— Begin Exercise data —

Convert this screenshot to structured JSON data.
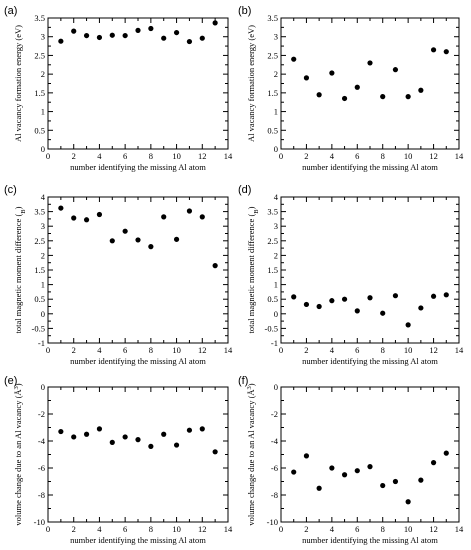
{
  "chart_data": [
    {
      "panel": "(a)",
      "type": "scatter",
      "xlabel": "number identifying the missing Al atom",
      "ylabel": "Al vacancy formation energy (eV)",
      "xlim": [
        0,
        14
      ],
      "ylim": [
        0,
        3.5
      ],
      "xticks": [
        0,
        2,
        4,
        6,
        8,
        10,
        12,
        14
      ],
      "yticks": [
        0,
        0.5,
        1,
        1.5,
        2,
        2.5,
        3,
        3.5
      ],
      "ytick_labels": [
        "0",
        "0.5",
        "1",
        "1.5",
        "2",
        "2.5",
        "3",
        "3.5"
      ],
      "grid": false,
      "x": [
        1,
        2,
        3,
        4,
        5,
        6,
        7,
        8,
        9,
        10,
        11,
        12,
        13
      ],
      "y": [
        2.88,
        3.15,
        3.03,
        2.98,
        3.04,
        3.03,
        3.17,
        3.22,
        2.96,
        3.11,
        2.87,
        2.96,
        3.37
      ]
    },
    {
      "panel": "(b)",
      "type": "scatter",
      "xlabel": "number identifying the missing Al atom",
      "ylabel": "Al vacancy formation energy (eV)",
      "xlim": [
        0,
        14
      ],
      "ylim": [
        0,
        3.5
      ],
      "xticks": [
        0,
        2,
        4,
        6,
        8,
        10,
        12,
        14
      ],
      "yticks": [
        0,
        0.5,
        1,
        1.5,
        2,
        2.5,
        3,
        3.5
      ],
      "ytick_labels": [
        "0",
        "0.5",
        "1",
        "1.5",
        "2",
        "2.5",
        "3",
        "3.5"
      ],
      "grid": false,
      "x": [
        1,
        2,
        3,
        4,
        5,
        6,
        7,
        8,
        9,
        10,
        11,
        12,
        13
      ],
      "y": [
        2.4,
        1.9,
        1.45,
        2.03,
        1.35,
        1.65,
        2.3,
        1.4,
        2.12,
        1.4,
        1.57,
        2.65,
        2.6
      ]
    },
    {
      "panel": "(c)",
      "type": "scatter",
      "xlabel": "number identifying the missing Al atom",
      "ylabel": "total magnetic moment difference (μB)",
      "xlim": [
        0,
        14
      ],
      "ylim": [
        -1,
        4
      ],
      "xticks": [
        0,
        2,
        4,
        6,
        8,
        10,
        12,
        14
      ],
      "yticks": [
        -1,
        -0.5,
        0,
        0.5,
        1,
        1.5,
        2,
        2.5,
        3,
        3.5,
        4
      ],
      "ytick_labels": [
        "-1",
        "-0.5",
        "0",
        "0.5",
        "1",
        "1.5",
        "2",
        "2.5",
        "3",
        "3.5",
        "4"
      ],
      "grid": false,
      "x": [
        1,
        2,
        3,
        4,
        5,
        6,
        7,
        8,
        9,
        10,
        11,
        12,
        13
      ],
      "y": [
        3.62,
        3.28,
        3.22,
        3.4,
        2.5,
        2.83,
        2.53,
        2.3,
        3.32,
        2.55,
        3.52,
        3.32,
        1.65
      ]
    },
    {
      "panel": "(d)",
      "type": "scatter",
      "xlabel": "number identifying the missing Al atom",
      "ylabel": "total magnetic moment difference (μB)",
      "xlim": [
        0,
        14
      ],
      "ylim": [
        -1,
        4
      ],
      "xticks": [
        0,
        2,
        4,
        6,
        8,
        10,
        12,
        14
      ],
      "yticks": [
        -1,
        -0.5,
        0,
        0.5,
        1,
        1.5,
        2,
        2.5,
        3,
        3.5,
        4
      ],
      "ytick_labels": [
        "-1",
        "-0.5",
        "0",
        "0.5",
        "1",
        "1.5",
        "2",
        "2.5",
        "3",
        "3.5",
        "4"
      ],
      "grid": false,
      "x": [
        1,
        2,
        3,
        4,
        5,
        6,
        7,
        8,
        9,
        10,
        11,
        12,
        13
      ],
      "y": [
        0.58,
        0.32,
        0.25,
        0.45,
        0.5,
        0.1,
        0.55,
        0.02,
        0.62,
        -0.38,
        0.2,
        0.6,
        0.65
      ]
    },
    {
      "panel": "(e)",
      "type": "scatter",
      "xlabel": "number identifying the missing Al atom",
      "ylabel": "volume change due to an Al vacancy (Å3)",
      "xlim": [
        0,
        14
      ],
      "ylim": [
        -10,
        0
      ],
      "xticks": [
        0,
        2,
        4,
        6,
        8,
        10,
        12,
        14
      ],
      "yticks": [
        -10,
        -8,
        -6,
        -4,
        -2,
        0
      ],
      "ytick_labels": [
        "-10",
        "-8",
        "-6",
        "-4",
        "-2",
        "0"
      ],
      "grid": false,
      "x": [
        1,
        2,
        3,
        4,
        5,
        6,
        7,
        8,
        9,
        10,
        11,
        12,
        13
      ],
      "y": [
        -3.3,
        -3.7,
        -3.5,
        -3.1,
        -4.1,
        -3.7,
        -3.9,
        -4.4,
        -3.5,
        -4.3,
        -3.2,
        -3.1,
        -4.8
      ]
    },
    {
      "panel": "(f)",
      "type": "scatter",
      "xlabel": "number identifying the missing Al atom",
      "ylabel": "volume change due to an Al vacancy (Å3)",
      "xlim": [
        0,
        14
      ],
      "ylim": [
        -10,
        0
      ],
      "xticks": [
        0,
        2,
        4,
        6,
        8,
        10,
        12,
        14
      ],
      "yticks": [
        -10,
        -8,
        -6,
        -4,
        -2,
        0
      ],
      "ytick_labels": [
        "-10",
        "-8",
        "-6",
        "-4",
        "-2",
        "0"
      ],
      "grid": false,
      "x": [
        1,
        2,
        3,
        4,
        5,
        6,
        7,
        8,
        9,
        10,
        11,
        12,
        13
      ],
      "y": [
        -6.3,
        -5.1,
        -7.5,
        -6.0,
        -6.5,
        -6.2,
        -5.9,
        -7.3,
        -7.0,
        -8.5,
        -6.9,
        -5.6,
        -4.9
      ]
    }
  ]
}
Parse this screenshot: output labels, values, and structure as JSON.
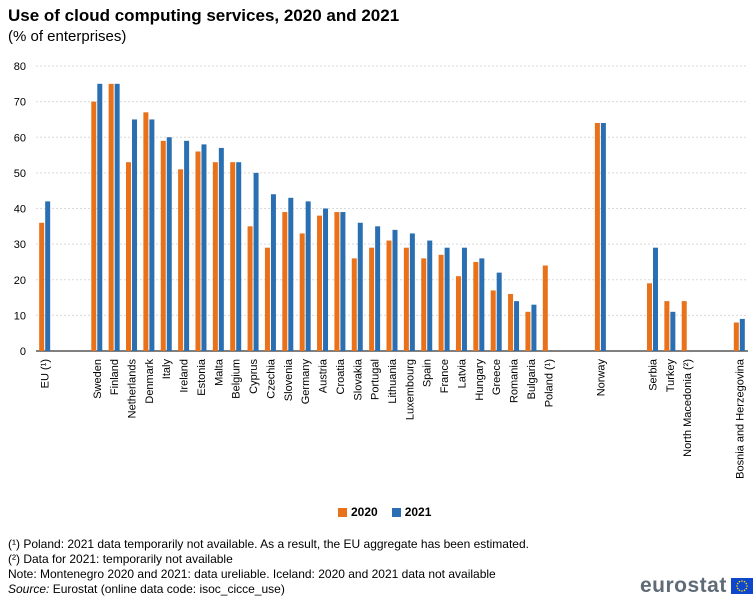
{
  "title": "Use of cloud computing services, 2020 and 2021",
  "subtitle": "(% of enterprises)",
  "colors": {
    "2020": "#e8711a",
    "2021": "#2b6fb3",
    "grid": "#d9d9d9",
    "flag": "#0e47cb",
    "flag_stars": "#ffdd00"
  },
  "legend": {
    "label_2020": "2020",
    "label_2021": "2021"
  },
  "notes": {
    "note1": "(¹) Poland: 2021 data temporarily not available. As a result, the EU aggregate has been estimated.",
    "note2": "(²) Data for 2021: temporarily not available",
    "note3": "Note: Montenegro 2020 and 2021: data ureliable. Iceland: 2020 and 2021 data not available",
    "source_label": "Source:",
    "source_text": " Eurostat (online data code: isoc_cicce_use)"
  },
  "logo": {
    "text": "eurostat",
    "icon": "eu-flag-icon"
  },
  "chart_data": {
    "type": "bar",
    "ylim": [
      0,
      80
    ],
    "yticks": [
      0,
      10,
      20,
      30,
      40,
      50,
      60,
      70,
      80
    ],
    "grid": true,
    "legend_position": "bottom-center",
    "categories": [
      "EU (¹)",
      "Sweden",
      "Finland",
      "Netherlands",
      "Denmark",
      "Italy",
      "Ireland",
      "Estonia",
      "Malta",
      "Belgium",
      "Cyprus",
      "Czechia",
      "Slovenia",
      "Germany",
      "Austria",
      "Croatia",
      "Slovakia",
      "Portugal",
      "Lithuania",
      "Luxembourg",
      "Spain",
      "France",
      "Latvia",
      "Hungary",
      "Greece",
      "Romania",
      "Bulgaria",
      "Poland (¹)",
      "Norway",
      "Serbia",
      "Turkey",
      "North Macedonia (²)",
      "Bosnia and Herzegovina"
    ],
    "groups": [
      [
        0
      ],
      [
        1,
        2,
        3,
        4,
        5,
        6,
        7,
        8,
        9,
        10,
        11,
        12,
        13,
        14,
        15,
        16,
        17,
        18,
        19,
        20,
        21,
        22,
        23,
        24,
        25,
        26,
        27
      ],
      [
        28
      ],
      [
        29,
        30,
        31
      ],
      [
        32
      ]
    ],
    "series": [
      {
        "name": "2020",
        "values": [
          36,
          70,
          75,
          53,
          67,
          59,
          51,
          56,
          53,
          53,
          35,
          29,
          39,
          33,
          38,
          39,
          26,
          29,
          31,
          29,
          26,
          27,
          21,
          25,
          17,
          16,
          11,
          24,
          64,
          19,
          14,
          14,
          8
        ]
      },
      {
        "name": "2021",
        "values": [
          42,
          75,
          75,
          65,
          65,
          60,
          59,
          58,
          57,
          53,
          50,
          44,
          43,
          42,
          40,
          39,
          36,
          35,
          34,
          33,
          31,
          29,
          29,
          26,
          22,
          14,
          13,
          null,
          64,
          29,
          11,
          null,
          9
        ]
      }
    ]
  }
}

— End Exercise data —

* _Stated problem_: Find each line holding "panel". Copy it out.

* _Result of this task_:
      "panel": "(a)",
      "panel": "(b)",
      "panel": "(c)",
      "panel": "(d)",
      "panel": "(e)",
      "panel": "(f)",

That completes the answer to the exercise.